- _DO THIS_
Only the number is wanted: how many lines contain the word "XMRUSD"?

- _SUPPLIED DATA_
——

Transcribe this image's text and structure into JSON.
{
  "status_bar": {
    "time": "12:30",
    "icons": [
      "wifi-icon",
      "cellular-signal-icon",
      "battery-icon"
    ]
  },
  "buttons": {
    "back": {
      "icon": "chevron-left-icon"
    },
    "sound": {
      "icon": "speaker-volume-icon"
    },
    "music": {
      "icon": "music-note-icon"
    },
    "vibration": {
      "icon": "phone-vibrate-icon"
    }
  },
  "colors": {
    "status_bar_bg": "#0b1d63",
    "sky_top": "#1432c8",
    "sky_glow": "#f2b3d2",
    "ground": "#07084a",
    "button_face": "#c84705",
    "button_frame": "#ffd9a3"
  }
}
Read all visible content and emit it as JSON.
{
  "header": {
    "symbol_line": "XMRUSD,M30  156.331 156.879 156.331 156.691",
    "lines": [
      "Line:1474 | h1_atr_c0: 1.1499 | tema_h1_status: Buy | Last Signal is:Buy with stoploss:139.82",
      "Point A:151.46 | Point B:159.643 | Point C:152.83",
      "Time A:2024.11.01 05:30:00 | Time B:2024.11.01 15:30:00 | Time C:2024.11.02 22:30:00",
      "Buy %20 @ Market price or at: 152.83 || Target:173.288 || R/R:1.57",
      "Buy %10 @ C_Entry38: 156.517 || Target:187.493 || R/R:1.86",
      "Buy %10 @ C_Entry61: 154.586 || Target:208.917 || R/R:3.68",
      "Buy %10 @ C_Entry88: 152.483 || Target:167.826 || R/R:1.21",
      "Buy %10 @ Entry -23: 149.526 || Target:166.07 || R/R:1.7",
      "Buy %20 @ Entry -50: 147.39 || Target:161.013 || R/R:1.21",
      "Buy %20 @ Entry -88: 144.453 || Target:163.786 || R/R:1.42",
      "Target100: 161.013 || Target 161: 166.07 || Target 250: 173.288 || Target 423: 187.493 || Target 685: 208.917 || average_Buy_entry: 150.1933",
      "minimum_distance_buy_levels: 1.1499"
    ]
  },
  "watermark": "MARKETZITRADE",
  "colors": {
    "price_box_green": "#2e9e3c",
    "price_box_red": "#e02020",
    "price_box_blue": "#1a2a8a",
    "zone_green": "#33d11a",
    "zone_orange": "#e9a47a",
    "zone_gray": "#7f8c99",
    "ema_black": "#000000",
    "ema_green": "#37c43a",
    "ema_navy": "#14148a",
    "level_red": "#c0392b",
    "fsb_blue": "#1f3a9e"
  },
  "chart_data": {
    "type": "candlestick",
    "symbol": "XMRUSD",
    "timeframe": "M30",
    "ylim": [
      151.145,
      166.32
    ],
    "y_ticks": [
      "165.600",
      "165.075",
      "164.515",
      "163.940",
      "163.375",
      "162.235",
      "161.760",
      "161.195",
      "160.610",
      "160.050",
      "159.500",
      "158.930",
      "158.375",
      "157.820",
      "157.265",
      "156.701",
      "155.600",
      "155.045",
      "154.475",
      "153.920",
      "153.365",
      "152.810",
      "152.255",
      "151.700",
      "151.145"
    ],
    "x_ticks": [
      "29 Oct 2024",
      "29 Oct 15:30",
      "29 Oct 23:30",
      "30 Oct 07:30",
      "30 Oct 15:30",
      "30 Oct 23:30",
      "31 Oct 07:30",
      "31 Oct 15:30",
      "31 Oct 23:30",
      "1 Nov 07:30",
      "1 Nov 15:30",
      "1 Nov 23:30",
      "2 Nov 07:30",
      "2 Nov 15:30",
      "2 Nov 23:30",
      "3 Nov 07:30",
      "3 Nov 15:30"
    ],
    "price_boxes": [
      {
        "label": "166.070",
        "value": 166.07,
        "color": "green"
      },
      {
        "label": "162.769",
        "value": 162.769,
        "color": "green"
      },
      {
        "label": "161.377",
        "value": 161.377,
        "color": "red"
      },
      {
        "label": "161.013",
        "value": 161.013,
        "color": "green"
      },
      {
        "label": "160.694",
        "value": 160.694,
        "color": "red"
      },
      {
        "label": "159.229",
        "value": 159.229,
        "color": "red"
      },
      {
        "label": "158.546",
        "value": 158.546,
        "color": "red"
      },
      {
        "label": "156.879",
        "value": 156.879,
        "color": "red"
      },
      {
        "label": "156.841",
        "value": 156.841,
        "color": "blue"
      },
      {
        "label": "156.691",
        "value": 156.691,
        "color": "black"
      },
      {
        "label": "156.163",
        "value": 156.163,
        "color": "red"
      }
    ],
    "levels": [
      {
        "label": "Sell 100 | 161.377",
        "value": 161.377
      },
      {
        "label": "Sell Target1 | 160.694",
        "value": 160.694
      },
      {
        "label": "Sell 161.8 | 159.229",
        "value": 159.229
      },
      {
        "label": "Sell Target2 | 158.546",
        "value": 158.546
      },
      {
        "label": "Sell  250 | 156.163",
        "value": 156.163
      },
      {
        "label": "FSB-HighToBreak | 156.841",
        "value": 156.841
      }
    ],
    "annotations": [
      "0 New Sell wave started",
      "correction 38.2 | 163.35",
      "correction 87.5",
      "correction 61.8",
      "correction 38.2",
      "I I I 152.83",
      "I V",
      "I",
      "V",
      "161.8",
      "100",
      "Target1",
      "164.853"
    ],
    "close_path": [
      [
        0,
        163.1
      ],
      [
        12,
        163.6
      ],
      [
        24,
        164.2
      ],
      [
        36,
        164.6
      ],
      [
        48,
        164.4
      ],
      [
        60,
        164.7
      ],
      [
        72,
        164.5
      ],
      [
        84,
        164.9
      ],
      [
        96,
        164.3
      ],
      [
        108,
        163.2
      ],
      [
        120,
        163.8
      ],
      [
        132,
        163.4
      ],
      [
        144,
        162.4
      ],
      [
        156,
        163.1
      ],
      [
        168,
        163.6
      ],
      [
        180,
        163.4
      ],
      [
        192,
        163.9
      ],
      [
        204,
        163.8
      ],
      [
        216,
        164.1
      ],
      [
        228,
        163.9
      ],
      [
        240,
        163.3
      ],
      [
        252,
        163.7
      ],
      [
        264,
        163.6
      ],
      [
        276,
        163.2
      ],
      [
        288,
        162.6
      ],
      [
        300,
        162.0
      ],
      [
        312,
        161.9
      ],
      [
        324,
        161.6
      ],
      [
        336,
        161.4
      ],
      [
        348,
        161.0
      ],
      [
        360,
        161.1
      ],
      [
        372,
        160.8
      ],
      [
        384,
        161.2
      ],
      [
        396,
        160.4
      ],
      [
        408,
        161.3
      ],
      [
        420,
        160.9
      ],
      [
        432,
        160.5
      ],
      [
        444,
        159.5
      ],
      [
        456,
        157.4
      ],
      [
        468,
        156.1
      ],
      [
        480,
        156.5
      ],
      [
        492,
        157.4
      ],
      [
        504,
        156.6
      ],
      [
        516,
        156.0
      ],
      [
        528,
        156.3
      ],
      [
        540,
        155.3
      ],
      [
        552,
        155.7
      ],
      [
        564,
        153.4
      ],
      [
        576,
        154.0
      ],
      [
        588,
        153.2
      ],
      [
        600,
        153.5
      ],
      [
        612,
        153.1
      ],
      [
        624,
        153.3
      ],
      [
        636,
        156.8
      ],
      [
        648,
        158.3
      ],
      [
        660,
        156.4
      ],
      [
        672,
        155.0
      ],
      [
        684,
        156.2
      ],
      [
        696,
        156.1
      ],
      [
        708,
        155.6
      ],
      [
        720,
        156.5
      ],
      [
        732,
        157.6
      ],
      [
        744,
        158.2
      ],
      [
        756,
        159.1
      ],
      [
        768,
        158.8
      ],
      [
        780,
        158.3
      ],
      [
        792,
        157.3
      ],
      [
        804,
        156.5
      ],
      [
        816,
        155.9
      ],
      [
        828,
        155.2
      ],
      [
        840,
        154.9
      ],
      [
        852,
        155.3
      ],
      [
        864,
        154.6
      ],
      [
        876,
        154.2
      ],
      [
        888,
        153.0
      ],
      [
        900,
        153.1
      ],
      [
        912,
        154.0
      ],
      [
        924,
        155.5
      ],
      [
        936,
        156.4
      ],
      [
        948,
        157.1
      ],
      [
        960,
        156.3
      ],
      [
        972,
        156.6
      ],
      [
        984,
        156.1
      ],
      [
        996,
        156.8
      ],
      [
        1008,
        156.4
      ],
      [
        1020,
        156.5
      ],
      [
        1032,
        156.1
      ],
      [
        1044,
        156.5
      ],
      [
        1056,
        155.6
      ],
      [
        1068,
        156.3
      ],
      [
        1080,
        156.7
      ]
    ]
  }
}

——

- _WRITTEN SOLUTION_
2